Stored data

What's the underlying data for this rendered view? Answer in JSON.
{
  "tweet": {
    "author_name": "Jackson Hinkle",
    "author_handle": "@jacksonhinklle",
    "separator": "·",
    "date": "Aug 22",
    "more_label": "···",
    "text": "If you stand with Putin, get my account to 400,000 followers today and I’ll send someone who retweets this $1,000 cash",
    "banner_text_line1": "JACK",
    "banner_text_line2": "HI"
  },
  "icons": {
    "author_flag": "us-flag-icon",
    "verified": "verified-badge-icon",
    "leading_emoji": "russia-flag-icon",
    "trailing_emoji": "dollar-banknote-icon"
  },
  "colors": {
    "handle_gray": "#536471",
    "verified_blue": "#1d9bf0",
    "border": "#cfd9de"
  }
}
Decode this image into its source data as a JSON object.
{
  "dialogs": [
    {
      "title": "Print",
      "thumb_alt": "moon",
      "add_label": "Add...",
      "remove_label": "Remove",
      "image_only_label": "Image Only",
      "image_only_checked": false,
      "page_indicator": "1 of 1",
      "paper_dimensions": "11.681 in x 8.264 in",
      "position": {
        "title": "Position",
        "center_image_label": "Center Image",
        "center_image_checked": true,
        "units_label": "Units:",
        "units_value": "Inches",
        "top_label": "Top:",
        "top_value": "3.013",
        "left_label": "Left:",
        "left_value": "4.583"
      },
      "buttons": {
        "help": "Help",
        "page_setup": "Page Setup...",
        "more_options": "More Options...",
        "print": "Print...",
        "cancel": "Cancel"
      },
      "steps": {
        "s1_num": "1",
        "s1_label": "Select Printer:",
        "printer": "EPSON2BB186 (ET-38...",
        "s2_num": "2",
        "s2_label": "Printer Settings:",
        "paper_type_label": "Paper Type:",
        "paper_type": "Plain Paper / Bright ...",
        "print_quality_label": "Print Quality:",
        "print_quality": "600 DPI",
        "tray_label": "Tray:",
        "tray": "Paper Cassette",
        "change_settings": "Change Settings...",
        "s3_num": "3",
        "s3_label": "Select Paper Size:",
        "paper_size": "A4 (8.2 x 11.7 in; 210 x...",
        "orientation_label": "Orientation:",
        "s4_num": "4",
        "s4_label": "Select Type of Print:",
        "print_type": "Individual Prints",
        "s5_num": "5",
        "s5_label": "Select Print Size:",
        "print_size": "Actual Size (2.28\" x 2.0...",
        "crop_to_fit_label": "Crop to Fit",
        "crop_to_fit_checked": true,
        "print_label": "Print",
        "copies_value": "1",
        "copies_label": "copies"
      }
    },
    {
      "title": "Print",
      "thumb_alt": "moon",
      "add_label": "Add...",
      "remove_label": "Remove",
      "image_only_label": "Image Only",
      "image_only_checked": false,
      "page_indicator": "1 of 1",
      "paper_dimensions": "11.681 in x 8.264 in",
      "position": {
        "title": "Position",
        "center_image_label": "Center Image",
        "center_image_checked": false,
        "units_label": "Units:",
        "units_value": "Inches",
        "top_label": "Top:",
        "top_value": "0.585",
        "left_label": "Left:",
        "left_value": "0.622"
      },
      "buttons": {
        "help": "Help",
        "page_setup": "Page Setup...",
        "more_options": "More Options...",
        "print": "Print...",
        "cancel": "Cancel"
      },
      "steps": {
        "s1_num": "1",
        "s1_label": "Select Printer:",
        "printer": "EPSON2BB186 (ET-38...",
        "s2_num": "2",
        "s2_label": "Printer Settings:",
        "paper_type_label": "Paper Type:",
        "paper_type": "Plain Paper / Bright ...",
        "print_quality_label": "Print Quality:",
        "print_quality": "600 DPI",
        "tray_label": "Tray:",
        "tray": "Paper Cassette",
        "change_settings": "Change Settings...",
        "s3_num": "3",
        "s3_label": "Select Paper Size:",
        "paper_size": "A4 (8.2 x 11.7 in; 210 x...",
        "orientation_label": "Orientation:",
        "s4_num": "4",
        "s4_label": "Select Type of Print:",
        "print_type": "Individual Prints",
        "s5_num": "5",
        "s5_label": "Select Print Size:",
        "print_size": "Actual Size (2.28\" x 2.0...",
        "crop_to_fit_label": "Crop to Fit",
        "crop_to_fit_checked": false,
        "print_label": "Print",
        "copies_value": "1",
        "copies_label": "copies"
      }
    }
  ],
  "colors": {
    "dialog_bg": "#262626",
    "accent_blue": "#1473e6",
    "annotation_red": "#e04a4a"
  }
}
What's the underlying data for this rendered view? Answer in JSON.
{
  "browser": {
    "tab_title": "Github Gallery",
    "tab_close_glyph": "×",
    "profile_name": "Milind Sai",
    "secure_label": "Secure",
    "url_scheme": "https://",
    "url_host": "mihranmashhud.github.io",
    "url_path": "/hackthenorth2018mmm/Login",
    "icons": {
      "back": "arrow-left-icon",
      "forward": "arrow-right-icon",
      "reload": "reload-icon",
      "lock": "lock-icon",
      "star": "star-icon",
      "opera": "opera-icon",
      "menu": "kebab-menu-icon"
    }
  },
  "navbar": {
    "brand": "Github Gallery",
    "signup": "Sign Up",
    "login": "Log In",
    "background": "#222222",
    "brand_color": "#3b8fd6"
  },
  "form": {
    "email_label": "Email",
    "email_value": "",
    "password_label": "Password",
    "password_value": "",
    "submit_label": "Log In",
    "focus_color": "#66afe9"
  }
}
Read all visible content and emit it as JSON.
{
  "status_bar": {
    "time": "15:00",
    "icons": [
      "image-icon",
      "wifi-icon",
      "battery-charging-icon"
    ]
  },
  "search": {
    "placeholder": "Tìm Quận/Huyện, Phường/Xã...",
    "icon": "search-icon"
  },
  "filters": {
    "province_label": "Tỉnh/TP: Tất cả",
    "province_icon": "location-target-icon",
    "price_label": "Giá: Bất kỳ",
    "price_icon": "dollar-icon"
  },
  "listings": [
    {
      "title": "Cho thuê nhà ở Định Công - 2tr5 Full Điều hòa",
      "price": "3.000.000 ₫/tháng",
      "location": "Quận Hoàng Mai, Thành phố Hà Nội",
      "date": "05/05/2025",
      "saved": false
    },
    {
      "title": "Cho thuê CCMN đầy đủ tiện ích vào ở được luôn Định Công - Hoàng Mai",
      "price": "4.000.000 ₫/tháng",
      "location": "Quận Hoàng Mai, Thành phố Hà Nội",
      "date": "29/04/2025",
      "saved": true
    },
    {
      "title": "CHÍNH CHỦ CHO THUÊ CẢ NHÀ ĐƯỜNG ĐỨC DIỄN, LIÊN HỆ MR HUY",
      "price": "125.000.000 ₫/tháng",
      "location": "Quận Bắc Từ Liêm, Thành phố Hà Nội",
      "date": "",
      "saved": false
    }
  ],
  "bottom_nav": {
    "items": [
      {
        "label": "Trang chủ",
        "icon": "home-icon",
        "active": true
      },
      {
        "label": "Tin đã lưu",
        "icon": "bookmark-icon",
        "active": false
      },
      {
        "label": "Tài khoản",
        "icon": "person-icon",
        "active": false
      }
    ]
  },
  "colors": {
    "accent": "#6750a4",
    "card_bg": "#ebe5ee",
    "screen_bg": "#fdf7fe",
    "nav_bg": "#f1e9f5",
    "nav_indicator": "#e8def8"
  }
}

GIVEN REQUEST —
Repeat the records above exactly as they appear.

RESPONSE —
What's the underlying data for this rendered view? Answer in JSON.
{
  "tweet": {
    "author_name": "Jackson Hinkle",
    "author_handle": "@jacksonhinklle",
    "separator": "·",
    "date": "Aug 22",
    "more_label": "···",
    "text": "If you stand with Putin, get my account to 400,000 followers today and I’ll send someone who retweets this $1,000 cash",
    "banner_text_line1": "JACK",
    "banner_text_line2": "HI"
  },
  "icons": {
    "author_flag": "us-flag-icon",
    "verified": "verified-badge-icon",
    "leading_emoji": "russia-flag-icon",
    "trailing_emoji": "dollar-banknote-icon"
  },
  "colors": {
    "handle_gray": "#536471",
    "verified_blue": "#1d9bf0",
    "border": "#cfd9de"
  }
}
Decode this image into its source data as a JSON object.
{
  "dialogs": [
    {
      "title": "Print",
      "thumb_alt": "moon",
      "add_label": "Add...",
      "remove_label": "Remove",
      "image_only_label": "Image Only",
      "image_only_checked": false,
      "page_indicator": "1 of 1",
      "paper_dimensions": "11.681 in x 8.264 in",
      "position": {
        "title": "Position",
        "center_image_label": "Center Image",
        "center_image_checked": true,
        "units_label": "Units:",
        "units_value": "Inches",
        "top_label": "Top:",
        "top_value": "3.013",
        "left_label": "Left:",
        "left_value": "4.583"
      },
      "buttons": {
        "help": "Help",
        "page_setup": "Page Setup...",
        "more_options": "More Options...",
        "print": "Print...",
        "cancel": "Cancel"
      },
      "steps": {
        "s1_num": "1",
        "s1_label": "Select Printer:",
        "printer": "EPSON2BB186 (ET-38...",
        "s2_num": "2",
        "s2_label": "Printer Settings:",
        "paper_type_label": "Paper Type:",
        "paper_type": "Plain Paper / Bright ...",
        "print_quality_label": "Print Quality:",
        "print_quality": "600 DPI",
        "tray_label": "Tray:",
        "tray": "Paper Cassette",
        "change_settings": "Change Settings...",
        "s3_num": "3",
        "s3_label": "Select Paper Size:",
        "paper_size": "A4 (8.2 x 11.7 in; 210 x...",
        "orientation_label": "Orientation:",
        "s4_num": "4",
        "s4_label": "Select Type of Print:",
        "print_type": "Individual Prints",
        "s5_num": "5",
        "s5_label": "Select Print Size:",
        "print_size": "Actual Size (2.28\" x 2.0...",
        "crop_to_fit_label": "Crop to Fit",
        "crop_to_fit_checked": true,
        "print_label": "Print",
        "copies_value": "1",
        "copies_label": "copies"
      }
    },
    {
      "title": "Print",
      "thumb_alt": "moon",
      "add_label": "Add...",
      "remove_label": "Remove",
      "image_only_label": "Image Only",
      "image_only_checked": false,
      "page_indicator": "1 of 1",
      "paper_dimensions": "11.681 in x 8.264 in",
      "position": {
        "title": "Position",
        "center_image_label": "Center Image",
        "center_image_checked": false,
        "units_label": "Units:",
        "units_value": "Inches",
        "top_label": "Top:",
        "top_value": "0.585",
        "left_label": "Left:",
        "left_value": "0.622"
      },
      "buttons": {
        "help": "Help",
        "page_setup": "Page Setup...",
        "more_options": "More Options...",
        "print": "Print...",
        "cancel": "Cancel"
      },
      "steps": {
        "s1_num": "1",
        "s1_label": "Select Printer:",
        "printer": "EPSON2BB186 (ET-38...",
        "s2_num": "2",
        "s2_label": "Printer Settings:",
        "paper_type_label": "Paper Type:",
        "paper_type": "Plain Paper / Bright ...",
        "print_quality_label": "Print Quality:",
        "print_quality": "600 DPI",
        "tray_label": "Tray:",
        "tray": "Paper Cassette",
        "change_settings": "Change Settings...",
        "s3_num": "3",
        "s3_label": "Select Paper Size:",
        "paper_size": "A4 (8.2 x 11.7 in; 210 x...",
        "orientation_label": "Orientation:",
        "s4_num": "4",
        "s4_label": "Select Type of Print:",
        "print_type": "Individual Prints",
        "s5_num": "5",
        "s5_label": "Select Print Size:",
        "print_size": "Actual Size (2.28\" x 2.0...",
        "crop_to_fit_label": "Crop to Fit",
        "crop_to_fit_checked": false,
        "print_label": "Print",
        "copies_value": "1",
        "copies_label": "copies"
      }
    }
  ],
  "colors": {
    "dialog_bg": "#262626",
    "accent_blue": "#1473e6",
    "annotation_red": "#e04a4a"
  }
}
What's the underlying data for this rendered view? Answer in JSON.
{
  "browser": {
    "tab_title": "Github Gallery",
    "tab_close_glyph": "×",
    "profile_name": "Milind Sai",
    "secure_label": "Secure",
    "url_scheme": "https://",
    "url_host": "mihranmashhud.github.io",
    "url_path": "/hackthenorth2018mmm/Login",
    "icons": {
      "back": "arrow-left-icon",
      "forward": "arrow-right-icon",
      "reload": "reload-icon",
      "lock": "lock-icon",
      "star": "star-icon",
      "opera": "opera-icon",
      "menu": "kebab-menu-icon"
    }
  },
  "navbar": {
    "brand": "Github Gallery",
    "signup": "Sign Up",
    "login": "Log In",
    "background": "#222222",
    "brand_color": "#3b8fd6"
  },
  "form": {
    "email_label": "Email",
    "email_value": "",
    "password_label": "Password",
    "password_value": "",
    "submit_label": "Log In",
    "focus_color": "#66afe9"
  }
}
Read all visible content and emit it as JSON.
{
  "status_bar": {
    "time": "15:00",
    "icons": [
      "image-icon",
      "wifi-icon",
      "battery-charging-icon"
    ]
  },
  "search": {
    "placeholder": "Tìm Quận/Huyện, Phường/Xã...",
    "icon": "search-icon"
  },
  "filters": {
    "province_label": "Tỉnh/TP: Tất cả",
    "province_icon": "location-target-icon",
    "price_label": "Giá: Bất kỳ",
    "price_icon": "dollar-icon"
  },
  "listings": [
    {
      "title": "Cho thuê nhà ở Định Công - 2tr5 Full Điều hòa",
      "price": "3.000.000 ₫/tháng",
      "location": "Quận Hoàng Mai, Thành phố Hà Nội",
      "date": "05/05/2025",
      "saved": false
    },
    {
      "title": "Cho thuê CCMN đầy đủ tiện ích vào ở được luôn Định Công - Hoàng Mai",
      "price": "4.000.000 ₫/tháng",
      "location": "Quận Hoàng Mai, Thành phố Hà Nội",
      "date": "29/04/2025",
      "saved": true
    },
    {
      "title": "CHÍNH CHỦ CHO THUÊ CẢ NHÀ ĐƯỜNG ĐỨC DIỄN, LIÊN HỆ MR HUY",
      "price": "125.000.000 ₫/tháng",
      "location": "Quận Bắc Từ Liêm, Thành phố Hà Nội",
      "date": "",
      "saved": false
    }
  ],
  "bottom_nav": {
    "items": [
      {
        "label": "Trang chủ",
        "icon": "home-icon",
        "active": true
      },
      {
        "label": "Tin đã lưu",
        "icon": "bookmark-icon",
        "active": false
      },
      {
        "label": "Tài khoản",
        "icon": "person-icon",
        "active": false
      }
    ]
  },
  "colors": {
    "accent": "#6750a4",
    "card_bg": "#ebe5ee",
    "screen_bg": "#fdf7fe",
    "nav_bg": "#f1e9f5",
    "nav_indicator": "#e8def8"
  }
}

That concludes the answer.